# Aim of the exercise
Write each line out again exactly as written.

=== Exercise input ===

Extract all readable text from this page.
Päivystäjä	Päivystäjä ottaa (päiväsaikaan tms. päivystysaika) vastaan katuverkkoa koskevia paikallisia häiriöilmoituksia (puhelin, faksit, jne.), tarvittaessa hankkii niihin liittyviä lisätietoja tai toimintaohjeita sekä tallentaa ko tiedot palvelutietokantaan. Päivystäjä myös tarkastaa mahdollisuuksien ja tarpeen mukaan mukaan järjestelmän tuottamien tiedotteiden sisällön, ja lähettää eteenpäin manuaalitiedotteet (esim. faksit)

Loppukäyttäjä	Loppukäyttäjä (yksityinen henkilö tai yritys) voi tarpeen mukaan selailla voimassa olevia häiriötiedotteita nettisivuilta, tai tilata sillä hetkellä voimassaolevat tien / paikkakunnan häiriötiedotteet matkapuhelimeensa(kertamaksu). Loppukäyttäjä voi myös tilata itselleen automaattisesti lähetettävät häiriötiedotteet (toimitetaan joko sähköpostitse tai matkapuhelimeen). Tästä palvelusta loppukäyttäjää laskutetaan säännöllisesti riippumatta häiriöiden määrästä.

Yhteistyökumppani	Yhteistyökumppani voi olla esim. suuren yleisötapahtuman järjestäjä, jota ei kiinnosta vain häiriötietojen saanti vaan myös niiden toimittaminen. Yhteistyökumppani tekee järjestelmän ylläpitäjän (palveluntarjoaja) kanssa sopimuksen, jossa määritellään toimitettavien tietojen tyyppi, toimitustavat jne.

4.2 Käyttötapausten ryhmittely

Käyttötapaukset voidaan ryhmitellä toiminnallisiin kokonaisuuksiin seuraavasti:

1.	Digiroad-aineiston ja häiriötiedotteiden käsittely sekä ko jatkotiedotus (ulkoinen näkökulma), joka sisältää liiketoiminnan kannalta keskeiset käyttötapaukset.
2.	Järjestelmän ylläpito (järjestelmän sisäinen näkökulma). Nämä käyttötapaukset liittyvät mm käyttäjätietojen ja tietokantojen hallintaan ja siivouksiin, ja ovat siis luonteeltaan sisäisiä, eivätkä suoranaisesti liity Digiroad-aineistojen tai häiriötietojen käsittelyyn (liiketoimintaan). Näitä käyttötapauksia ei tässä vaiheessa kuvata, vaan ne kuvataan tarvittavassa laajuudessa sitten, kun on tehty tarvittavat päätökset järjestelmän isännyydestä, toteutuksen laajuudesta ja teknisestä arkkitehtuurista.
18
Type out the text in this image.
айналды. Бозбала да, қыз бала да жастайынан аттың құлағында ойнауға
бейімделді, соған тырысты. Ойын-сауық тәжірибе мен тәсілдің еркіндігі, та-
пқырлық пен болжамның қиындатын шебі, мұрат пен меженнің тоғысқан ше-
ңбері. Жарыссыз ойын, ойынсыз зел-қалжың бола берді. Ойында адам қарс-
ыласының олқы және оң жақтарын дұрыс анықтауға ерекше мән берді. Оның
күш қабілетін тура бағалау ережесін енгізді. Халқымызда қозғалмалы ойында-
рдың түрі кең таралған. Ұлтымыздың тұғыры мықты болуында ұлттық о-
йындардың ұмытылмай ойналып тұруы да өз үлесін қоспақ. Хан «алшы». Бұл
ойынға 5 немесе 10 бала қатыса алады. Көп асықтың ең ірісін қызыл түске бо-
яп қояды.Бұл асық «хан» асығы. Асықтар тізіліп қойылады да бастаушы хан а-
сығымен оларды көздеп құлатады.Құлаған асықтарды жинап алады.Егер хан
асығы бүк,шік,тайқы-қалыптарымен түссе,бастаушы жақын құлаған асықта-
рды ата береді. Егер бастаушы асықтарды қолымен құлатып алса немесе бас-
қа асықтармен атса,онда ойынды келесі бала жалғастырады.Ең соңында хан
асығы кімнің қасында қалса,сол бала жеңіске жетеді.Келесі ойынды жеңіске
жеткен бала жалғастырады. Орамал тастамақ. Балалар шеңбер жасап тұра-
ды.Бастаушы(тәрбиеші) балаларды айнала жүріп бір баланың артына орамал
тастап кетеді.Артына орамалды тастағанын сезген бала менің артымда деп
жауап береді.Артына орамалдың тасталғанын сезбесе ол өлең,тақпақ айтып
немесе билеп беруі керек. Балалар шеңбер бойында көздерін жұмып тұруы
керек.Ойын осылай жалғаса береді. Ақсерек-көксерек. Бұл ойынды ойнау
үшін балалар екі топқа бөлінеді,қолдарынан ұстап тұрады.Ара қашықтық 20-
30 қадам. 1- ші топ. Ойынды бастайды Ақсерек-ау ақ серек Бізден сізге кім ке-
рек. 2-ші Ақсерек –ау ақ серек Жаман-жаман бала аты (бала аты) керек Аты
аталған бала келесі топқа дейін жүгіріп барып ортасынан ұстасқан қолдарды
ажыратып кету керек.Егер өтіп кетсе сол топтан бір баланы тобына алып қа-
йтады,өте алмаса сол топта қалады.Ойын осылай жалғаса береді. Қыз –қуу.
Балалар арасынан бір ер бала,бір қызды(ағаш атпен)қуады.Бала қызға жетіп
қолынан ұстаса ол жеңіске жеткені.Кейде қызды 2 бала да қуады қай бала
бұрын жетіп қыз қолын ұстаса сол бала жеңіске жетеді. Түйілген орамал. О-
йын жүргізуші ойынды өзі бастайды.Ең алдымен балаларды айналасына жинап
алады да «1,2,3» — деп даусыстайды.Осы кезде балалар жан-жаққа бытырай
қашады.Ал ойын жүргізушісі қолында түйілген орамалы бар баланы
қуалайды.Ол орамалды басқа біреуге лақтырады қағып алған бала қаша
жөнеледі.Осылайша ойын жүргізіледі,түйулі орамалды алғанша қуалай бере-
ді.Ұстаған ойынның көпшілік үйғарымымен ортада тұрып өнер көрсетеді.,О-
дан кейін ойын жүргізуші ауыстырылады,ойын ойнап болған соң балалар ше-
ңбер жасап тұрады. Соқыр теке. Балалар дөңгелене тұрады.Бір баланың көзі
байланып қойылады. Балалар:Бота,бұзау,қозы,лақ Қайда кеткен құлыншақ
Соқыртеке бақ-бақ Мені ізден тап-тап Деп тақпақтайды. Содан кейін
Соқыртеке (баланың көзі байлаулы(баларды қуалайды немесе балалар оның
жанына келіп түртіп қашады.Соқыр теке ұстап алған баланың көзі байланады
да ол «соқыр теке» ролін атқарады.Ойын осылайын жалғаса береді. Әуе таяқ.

===

# Problem solution
Extract all readable text from this page.
Päivystäjä	Päivystäjä ottaa (päiväsaikaan tms. päivystysaika) vastaan katuverkkoa koskevia paikallisia häiriöilmoituksia (puhelin, faksit, jne.), tarvittaessa hankkii niihin liittyviä lisätietoja tai toimintaohjeita sekä tallentaa ko tiedot palvelutietokantaan. Päivystäjä myös tarkastaa mahdollisuuksien ja tarpeen mukaan mukaan järjestelmän tuottamien tiedotteiden sisällön, ja lähettää eteenpäin manuaalitiedotteet (esim. faksit)

Loppukäyttäjä	Loppukäyttäjä (yksityinen henkilö tai yritys) voi tarpeen mukaan selailla voimassa olevia häiriötiedotteita nettisivuilta, tai tilata sillä hetkellä voimassaolevat tien / paikkakunnan häiriötiedotteet matkapuhelimeensa(kertamaksu). Loppukäyttäjä voi myös tilata itselleen automaattisesti lähetettävät häiriötiedotteet (toimitetaan joko sähköpostitse tai matkapuhelimeen). Tästä palvelusta loppukäyttäjää laskutetaan säännöllisesti riippumatta häiriöiden määrästä.

Yhteistyökumppani	Yhteistyökumppani voi olla esim. suuren yleisötapahtuman järjestäjä, jota ei kiinnosta vain häiriötietojen saanti vaan myös niiden toimittaminen. Yhteistyökumppani tekee järjestelmän ylläpitäjän (palveluntarjoaja) kanssa sopimuksen, jossa määritellään toimitettavien tietojen tyyppi, toimitustavat jne.

4.2 Käyttötapausten ryhmittely

Käyttötapaukset voidaan ryhmitellä toiminnallisiin kokonaisuuksiin seuraavasti:

1.	Digiroad-aineiston ja häiriötiedotteiden käsittely sekä ko jatkotiedotus (ulkoinen näkökulma), joka sisältää liiketoiminnan kannalta keskeiset käyttötapaukset.
2.	Järjestelmän ylläpito (järjestelmän sisäinen näkökulma). Nämä käyttötapaukset liittyvät mm käyttäjätietojen ja tietokantojen hallintaan ja siivouksiin, ja ovat siis luonteeltaan sisäisiä, eivätkä suoranaisesti liity Digiroad-aineistojen tai häiriötietojen käsittelyyn (liiketoimintaan). Näitä käyttötapauksia ei tässä vaiheessa kuvata, vaan ne kuvataan tarvittavassa laajuudessa sitten, kun on tehty tarvittavat päätökset järjestelmän isännyydestä, toteutuksen laajuudesta ja teknisestä arkkitehtuurista.
18
Type out the text in this image.
айналды. Бозбала да, қыз бала да жастайынан аттың құлағында ойнауға
бейімделді, соған тырысты. Ойын-сауық тәжірибе мен тәсілдің еркіндігі, та-
пқырлық пен болжамның қиындатын шебі, мұрат пен меженнің тоғысқан ше-
ңбері. Жарыссыз ойын, ойынсыз зел-қалжың бола берді. Ойында адам қарс-
ыласының олқы және оң жақтарын дұрыс анықтауға ерекше мән берді. Оның
күш қабілетін тура бағалау ережесін енгізді. Халқымызда қозғалмалы ойында-
рдың түрі кең таралған. Ұлтымыздың тұғыры мықты болуында ұлттық о-
йындардың ұмытылмай ойналып тұруы да өз үлесін қоспақ. Хан «алшы». Бұл
ойынға 5 немесе 10 бала қатыса алады. Көп асықтың ең ірісін қызыл түске бо-
яп қояды.Бұл асық «хан» асығы. Асықтар тізіліп қойылады да бастаушы хан а-
сығымен оларды көздеп құлатады.Құлаған асықтарды жинап алады.Егер хан
асығы бүк,шік,тайқы-қалыптарымен түссе,бастаушы жақын құлаған асықта-
рды ата береді. Егер бастаушы асықтарды қолымен құлатып алса немесе бас-
қа асықтармен атса,онда ойынды келесі бала жалғастырады.Ең соңында хан
асығы кімнің қасында қалса,сол бала жеңіске жетеді.Келесі ойынды жеңіске
жеткен бала жалғастырады. Орамал тастамақ. Балалар шеңбер жасап тұра-
ды.Бастаушы(тәрбиеші) балаларды айнала жүріп бір баланың артына орамал
тастап кетеді.Артына орамалды тастағанын сезген бала менің артымда деп
жауап береді.Артына орамалдың тасталғанын сезбесе ол өлең,тақпақ айтып
немесе билеп беруі керек. Балалар шеңбер бойында көздерін жұмып тұруы
керек.Ойын осылай жалғаса береді. Ақсерек-көксерек. Бұл ойынды ойнау
үшін балалар екі топқа бөлінеді,қолдарынан ұстап тұрады.Ара қашықтық 20-
30 қадам. 1- ші топ. Ойынды бастайды Ақсерек-ау ақ серек Бізден сізге кім ке-
рек. 2-ші Ақсерек –ау ақ серек Жаман-жаман бала аты (бала аты) керек Аты
аталған бала келесі топқа дейін жүгіріп барып ортасынан ұстасқан қолдарды
ажыратып кету керек.Егер өтіп кетсе сол топтан бір баланы тобына алып қа-
йтады,өте алмаса сол топта қалады.Ойын осылай жалғаса береді. Қыз –қуу.
Балалар арасынан бір ер бала,бір қызды(ағаш атпен)қуады.Бала қызға жетіп
қолынан ұстаса ол жеңіске жеткені.Кейде қызды 2 бала да қуады қай бала
бұрын жетіп қыз қолын ұстаса сол бала жеңіске жетеді. Түйілген орамал. О-
йын жүргізуші ойынды өзі бастайды.Ең алдымен балаларды айналасына жинап
алады да «1,2,3» — деп даусыстайды.Осы кезде балалар жан-жаққа бытырай
қашады.Ал ойын жүргізушісі қолында түйілген орамалы бар баланы
қуалайды.Ол орамалды басқа біреуге лақтырады қағып алған бала қаша
жөнеледі.Осылайша ойын жүргізіледі,түйулі орамалды алғанша қуалай бере-
ді.Ұстаған ойынның көпшілік үйғарымымен ортада тұрып өнер көрсетеді.,О-
дан кейін ойын жүргізуші ауыстырылады,ойын ойнап болған соң балалар ше-
ңбер жасап тұрады. Соқыр теке. Балалар дөңгелене тұрады.Бір баланың көзі
байланып қойылады. Балалар:Бота,бұзау,қозы,лақ Қайда кеткен құлыншақ
Соқыртеке бақ-бақ Мені ізден тап-тап Деп тақпақтайды. Содан кейін
Соқыртеке (баланың көзі байлаулы(баларды қуалайды немесе балалар оның
жанына келіп түртіп қашады.Соқыр теке ұстап алған баланың көзі байланады
да ол «соқыр теке» ролін атқарады.Ойын осылайын жалғаса береді. Әуе таяқ.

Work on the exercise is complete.